• _REQUIREMENT_: Can you give all the records again without altering a single character?

[Start SUPPLIED RECORDS]

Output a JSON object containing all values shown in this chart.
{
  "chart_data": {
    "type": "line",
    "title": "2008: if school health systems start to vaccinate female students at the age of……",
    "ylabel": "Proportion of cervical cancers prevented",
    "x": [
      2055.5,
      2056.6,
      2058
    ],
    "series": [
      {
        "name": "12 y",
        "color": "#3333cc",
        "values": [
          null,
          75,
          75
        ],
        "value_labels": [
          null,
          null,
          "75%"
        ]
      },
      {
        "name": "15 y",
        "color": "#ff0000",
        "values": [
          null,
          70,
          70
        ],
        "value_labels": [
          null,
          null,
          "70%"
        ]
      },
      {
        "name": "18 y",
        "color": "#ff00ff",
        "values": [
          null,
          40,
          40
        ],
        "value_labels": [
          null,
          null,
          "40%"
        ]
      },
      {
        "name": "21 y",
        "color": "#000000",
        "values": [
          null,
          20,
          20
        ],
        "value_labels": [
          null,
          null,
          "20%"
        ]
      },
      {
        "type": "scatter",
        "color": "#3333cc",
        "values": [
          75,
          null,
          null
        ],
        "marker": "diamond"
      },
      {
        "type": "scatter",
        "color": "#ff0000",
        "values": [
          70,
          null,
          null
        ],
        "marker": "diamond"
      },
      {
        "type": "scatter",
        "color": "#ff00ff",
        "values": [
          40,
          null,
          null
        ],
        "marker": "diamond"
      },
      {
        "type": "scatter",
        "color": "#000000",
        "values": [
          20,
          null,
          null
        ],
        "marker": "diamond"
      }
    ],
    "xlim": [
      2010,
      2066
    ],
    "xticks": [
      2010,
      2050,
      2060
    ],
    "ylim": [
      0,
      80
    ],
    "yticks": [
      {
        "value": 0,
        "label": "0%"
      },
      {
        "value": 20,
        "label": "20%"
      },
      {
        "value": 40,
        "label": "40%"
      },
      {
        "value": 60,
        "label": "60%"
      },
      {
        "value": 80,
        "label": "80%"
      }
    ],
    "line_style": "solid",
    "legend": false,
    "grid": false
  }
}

[End SUPPLIED RECORDS]

• _THE COMPLETED TASK_:
Output a JSON object containing all values shown in this chart.
{
  "chart_data": {
    "type": "line",
    "title": "2008: if school health systems start to vaccinate female students at the age of……",
    "ylabel": "Proportion of cervical cancers prevented",
    "x": [
      2055.5,
      2056.6,
      2058
    ],
    "series": [
      {
        "name": "12 y",
        "color": "#3333cc",
        "values": [
          null,
          75,
          75
        ],
        "value_labels": [
          null,
          null,
          "75%"
        ]
      },
      {
        "name": "15 y",
        "color": "#ff0000",
        "values": [
          null,
          70,
          70
        ],
        "value_labels": [
          null,
          null,
          "70%"
        ]
      },
      {
        "name": "18 y",
        "color": "#ff00ff",
        "values": [
          null,
          40,
          40
        ],
        "value_labels": [
          null,
          null,
          "40%"
        ]
      },
      {
        "name": "21 y",
        "color": "#000000",
        "values": [
          null,
          20,
          20
        ],
        "value_labels": [
          null,
          null,
          "20%"
        ]
      },
      {
        "type": "scatter",
        "color": "#3333cc",
        "values": [
          75,
          null,
          null
        ],
        "marker": "diamond"
      },
      {
        "type": "scatter",
        "color": "#ff0000",
        "values": [
          70,
          null,
          null
        ],
        "marker": "diamond"
      },
      {
        "type": "scatter",
        "color": "#ff00ff",
        "values": [
          40,
          null,
          null
        ],
        "marker": "diamond"
      },
      {
        "type": "scatter",
        "color": "#000000",
        "values": [
          20,
          null,
          null
        ],
        "marker": "diamond"
      }
    ],
    "xlim": [
      2010,
      2066
    ],
    "xticks": [
      2010,
      2050,
      2060
    ],
    "ylim": [
      0,
      80
    ],
    "yticks": [
      {
        "value": 0,
        "label": "0%"
      },
      {
        "value": 20,
        "label": "20%"
      },
      {
        "value": 40,
        "label": "40%"
      },
      {
        "value": 60,
        "label": "60%"
      },
      {
        "value": 80,
        "label": "80%"
      }
    ],
    "line_style": "solid",
    "legend": false,
    "grid": false
  }
}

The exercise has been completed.